__PROBLEM TO SOLVE__: Look for the word "Positive" in the entries below, then copy every line that has it.

__RECORDS PROVIDED__:
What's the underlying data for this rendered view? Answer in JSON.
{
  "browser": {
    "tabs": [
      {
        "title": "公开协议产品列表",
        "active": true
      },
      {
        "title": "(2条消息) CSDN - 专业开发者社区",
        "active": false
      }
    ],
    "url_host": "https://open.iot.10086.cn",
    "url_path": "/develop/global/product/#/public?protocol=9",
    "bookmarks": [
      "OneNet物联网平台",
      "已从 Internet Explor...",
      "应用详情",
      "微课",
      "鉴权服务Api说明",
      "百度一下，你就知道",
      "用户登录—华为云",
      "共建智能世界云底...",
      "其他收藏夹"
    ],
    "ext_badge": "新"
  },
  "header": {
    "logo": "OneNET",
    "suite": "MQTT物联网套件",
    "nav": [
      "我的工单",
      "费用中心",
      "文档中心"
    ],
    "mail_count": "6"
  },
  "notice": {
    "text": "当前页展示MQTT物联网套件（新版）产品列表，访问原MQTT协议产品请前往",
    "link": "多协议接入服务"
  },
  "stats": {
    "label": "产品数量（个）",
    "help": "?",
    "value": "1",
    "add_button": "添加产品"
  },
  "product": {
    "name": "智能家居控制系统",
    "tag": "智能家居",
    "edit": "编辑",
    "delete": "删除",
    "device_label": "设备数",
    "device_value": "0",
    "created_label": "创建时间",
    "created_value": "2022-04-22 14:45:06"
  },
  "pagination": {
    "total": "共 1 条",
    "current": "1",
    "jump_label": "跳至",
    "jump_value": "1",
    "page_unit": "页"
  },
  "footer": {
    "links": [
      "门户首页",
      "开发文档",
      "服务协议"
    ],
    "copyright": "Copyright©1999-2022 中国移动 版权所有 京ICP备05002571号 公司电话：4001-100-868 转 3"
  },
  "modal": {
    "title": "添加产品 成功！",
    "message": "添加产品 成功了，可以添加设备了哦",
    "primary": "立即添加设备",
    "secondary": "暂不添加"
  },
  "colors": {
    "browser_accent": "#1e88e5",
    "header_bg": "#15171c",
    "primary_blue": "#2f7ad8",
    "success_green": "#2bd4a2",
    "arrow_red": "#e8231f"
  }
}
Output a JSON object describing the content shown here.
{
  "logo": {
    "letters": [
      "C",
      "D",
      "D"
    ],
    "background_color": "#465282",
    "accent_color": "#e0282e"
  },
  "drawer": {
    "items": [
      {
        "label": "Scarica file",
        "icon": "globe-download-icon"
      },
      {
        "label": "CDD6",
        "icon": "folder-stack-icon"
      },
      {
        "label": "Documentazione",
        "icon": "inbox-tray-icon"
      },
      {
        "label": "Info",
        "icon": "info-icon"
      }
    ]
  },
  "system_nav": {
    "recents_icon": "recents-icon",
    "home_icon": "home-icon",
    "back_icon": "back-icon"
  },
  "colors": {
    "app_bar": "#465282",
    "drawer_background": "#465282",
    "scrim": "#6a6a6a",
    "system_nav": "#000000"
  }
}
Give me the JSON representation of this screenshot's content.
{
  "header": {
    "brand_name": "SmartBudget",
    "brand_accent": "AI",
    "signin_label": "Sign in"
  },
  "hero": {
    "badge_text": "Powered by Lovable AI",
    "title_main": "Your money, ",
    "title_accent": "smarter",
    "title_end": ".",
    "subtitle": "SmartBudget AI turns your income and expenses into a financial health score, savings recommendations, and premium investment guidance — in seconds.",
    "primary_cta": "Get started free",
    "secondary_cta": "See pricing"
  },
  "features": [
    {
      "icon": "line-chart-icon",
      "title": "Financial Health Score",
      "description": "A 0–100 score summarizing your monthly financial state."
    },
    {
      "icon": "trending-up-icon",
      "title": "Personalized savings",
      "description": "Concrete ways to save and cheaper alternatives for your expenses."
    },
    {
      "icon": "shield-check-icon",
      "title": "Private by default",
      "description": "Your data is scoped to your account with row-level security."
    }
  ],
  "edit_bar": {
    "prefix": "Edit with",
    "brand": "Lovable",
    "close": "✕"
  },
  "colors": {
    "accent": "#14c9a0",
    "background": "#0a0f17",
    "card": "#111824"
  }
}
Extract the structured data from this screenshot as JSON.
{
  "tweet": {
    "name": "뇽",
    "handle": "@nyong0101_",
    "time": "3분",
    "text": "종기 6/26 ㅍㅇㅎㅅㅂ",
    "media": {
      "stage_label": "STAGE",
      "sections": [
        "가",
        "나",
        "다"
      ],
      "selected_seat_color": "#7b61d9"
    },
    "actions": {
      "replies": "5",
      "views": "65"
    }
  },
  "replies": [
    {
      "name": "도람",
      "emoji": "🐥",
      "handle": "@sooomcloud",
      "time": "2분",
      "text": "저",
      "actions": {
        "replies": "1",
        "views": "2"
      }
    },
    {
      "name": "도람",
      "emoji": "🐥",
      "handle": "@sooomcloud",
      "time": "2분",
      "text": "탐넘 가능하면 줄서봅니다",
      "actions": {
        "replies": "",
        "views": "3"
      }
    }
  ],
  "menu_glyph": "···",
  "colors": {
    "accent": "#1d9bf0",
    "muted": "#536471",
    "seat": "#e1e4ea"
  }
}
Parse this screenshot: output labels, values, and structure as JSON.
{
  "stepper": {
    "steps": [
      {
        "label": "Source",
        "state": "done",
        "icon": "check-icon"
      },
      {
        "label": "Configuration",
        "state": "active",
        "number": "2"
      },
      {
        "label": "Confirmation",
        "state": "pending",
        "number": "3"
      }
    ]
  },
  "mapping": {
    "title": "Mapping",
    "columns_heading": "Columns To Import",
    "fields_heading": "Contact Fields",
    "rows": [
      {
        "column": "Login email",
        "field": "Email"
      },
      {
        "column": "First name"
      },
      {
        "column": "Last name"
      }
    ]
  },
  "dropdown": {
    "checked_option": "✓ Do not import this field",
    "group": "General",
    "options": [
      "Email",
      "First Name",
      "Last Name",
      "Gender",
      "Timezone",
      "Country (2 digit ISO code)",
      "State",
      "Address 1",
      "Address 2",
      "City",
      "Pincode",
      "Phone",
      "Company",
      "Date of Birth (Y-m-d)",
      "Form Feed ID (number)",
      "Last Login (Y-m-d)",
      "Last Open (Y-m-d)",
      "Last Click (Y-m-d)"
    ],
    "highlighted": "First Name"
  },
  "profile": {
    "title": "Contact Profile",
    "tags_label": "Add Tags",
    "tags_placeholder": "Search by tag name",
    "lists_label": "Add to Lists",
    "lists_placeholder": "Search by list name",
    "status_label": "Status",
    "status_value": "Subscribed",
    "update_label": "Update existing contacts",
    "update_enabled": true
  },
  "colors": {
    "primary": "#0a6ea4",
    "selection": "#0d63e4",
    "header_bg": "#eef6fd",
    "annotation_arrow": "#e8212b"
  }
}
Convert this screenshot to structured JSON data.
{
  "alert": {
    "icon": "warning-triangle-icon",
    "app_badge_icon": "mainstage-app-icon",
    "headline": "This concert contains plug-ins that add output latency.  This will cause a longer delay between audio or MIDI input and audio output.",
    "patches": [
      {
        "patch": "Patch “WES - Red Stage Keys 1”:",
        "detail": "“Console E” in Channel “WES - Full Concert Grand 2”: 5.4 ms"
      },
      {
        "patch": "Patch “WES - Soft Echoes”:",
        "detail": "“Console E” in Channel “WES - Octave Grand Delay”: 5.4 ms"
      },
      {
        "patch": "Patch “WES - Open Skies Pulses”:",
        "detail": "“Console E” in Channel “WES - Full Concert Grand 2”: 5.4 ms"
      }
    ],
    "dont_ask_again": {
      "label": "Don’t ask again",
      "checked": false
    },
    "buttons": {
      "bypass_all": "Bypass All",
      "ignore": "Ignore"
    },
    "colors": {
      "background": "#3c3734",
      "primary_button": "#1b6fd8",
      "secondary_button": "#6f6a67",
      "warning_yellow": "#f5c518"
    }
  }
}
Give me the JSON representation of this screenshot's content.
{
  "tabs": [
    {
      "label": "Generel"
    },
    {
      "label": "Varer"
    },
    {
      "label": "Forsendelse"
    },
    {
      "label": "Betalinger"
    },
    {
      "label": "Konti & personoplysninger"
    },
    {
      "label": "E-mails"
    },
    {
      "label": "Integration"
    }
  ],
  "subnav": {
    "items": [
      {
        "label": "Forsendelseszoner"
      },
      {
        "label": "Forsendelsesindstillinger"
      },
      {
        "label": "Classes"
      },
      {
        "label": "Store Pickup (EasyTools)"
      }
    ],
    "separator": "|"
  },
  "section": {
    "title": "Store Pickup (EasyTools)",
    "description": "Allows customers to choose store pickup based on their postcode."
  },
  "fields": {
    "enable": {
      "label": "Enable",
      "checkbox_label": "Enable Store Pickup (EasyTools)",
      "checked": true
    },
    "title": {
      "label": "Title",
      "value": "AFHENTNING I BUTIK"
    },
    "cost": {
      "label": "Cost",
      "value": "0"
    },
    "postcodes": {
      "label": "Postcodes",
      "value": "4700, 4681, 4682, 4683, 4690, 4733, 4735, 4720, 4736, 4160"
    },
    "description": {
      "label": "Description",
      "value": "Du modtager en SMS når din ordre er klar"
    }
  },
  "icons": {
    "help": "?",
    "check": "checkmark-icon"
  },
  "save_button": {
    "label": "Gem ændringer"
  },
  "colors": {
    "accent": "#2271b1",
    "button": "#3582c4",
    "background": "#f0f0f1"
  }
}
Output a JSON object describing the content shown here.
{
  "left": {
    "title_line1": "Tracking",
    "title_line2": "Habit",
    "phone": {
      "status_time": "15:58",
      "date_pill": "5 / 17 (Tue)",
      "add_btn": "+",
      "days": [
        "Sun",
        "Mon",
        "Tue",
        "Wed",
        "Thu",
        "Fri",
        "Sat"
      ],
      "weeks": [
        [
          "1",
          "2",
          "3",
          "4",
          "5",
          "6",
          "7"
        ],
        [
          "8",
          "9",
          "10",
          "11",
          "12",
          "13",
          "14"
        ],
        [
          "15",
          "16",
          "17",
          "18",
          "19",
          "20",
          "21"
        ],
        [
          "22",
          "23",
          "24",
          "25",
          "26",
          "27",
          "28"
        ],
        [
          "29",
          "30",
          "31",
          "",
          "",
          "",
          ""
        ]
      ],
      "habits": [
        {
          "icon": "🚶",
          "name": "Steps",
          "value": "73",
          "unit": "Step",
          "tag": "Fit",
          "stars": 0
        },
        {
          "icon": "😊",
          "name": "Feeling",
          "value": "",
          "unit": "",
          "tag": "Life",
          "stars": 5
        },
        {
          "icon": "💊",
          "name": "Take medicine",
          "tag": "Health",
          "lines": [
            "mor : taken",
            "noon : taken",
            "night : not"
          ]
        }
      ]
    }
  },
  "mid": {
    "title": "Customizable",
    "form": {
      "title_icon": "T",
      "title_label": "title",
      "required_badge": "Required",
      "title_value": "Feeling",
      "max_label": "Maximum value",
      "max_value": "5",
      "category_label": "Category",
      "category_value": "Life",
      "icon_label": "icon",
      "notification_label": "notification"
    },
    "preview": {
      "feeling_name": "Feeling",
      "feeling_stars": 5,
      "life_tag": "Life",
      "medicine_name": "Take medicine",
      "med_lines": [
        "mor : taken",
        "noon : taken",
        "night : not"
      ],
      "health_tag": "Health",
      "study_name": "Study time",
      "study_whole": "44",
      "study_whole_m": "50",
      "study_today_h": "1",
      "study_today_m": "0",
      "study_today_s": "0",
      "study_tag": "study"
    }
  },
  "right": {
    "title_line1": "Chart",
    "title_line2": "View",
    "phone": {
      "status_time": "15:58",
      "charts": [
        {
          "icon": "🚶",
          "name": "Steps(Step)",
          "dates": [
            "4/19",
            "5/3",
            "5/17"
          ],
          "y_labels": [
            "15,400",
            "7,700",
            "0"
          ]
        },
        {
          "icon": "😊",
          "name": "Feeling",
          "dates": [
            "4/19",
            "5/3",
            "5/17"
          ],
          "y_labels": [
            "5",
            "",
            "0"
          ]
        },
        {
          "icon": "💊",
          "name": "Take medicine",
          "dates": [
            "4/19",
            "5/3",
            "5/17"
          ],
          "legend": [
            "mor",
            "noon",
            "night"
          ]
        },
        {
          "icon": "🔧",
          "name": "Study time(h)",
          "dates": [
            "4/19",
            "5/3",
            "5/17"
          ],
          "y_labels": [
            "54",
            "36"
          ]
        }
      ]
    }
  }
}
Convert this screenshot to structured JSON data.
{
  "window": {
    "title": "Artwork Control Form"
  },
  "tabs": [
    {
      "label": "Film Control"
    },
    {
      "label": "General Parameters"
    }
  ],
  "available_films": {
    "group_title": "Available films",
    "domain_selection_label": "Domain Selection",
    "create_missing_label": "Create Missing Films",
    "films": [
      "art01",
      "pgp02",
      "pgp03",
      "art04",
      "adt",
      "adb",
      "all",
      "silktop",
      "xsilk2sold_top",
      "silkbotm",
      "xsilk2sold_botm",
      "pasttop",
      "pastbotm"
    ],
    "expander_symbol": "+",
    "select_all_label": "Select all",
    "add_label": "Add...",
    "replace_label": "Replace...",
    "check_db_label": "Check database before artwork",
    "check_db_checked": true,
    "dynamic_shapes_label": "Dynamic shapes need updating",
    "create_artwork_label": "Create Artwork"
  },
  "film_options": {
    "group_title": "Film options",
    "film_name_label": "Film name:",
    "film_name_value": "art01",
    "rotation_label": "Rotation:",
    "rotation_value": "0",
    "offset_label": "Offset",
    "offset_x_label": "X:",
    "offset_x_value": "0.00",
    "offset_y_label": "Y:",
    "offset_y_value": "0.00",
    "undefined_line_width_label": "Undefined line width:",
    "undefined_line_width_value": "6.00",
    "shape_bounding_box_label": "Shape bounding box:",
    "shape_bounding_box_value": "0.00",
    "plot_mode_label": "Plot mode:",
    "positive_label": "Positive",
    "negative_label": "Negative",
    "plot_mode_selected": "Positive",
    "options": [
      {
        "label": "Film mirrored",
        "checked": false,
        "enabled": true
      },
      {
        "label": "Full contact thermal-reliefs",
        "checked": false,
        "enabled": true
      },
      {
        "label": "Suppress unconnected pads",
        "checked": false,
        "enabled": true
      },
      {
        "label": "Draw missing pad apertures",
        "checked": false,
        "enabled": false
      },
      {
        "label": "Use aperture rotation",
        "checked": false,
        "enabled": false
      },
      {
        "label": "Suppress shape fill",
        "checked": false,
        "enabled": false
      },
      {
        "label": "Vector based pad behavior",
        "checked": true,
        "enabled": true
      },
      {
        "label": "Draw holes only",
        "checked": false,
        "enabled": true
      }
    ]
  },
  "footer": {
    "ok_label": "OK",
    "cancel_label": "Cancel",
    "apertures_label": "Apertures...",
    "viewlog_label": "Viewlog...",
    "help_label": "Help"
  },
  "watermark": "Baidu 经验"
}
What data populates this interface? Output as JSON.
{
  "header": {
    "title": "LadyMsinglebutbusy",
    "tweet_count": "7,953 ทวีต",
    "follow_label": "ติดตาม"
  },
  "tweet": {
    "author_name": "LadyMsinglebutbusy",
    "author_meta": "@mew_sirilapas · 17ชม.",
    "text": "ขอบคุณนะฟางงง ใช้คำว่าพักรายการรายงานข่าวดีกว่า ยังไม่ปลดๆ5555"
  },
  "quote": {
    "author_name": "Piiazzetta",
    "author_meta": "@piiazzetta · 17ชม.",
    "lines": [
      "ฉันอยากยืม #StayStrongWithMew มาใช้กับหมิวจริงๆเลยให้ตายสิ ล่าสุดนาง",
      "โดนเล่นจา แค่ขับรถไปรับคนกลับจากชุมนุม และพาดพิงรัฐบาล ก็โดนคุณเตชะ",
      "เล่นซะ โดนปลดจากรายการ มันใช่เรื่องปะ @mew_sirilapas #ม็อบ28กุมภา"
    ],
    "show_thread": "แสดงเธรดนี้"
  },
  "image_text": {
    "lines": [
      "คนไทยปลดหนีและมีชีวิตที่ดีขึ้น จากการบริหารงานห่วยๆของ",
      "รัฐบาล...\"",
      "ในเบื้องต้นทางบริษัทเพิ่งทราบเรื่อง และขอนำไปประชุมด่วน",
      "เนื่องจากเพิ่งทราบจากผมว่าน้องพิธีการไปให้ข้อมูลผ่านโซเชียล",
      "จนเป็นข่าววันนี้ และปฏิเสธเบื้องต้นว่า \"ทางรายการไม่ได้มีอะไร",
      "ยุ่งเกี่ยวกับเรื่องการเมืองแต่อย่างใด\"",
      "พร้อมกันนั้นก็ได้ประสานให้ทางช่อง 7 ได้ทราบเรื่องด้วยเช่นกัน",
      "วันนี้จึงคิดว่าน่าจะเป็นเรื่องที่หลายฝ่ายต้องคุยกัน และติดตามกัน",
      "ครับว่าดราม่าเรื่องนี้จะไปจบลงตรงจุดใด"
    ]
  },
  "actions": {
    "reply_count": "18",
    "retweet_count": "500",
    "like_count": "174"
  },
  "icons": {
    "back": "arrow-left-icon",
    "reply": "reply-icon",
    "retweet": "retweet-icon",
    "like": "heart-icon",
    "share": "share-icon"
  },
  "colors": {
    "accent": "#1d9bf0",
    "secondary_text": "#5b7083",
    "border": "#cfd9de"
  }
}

__SOLUTION BELOW__:
    "positive_label": "Positive",
    "plot_mode_selected": "Positive",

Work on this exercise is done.